#### PROBLEM
Every line holding the word "fand" counts once. Give the total, nothing more.

#### RECORD EXCERPTS

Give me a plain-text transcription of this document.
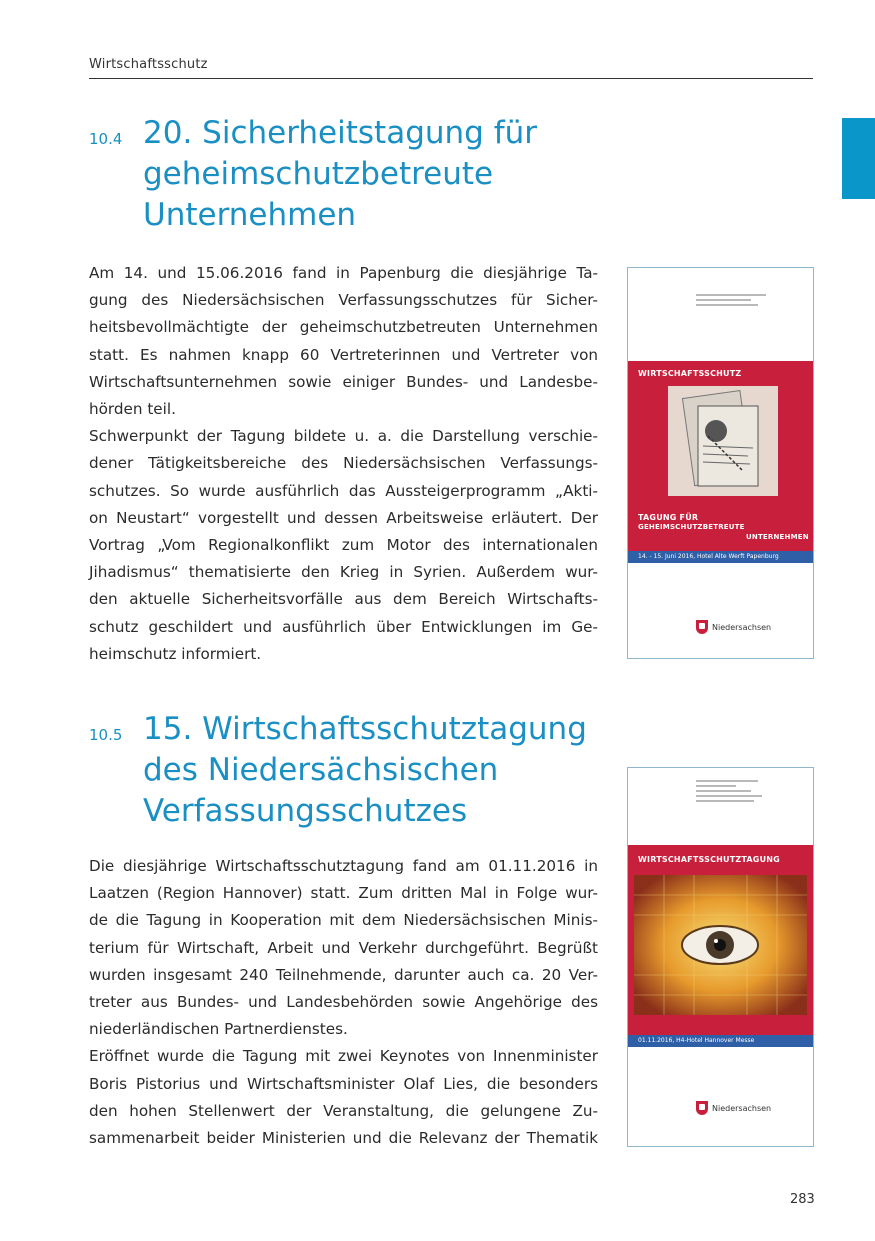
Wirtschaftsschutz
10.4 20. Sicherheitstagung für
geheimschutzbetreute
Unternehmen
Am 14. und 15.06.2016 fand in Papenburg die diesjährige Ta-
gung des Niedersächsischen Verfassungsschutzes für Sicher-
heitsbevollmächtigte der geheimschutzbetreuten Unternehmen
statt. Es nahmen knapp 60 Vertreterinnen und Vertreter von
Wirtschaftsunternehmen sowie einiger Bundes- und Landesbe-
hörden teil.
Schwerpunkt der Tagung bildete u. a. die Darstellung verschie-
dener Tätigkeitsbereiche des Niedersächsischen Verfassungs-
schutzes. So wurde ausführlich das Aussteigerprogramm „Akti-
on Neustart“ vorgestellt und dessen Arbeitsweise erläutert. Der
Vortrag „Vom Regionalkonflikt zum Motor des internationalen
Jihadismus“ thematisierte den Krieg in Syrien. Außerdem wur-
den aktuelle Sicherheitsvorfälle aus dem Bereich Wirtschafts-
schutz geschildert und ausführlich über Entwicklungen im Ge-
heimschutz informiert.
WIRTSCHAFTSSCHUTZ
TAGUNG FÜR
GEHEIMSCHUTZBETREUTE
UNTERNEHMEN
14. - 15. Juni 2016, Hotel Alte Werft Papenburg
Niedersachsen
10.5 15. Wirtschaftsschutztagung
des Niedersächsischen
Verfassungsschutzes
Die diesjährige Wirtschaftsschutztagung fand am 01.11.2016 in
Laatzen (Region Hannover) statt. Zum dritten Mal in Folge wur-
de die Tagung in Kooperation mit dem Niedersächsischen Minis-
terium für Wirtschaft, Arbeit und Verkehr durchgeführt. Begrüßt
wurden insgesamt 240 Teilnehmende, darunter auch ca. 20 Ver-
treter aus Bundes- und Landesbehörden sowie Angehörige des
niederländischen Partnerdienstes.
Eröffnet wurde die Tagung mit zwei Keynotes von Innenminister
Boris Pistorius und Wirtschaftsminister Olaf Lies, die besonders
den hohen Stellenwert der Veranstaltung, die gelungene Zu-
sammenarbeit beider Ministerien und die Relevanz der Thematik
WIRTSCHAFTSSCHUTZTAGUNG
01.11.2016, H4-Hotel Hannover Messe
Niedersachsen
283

#### CORRECT OUTPUT
2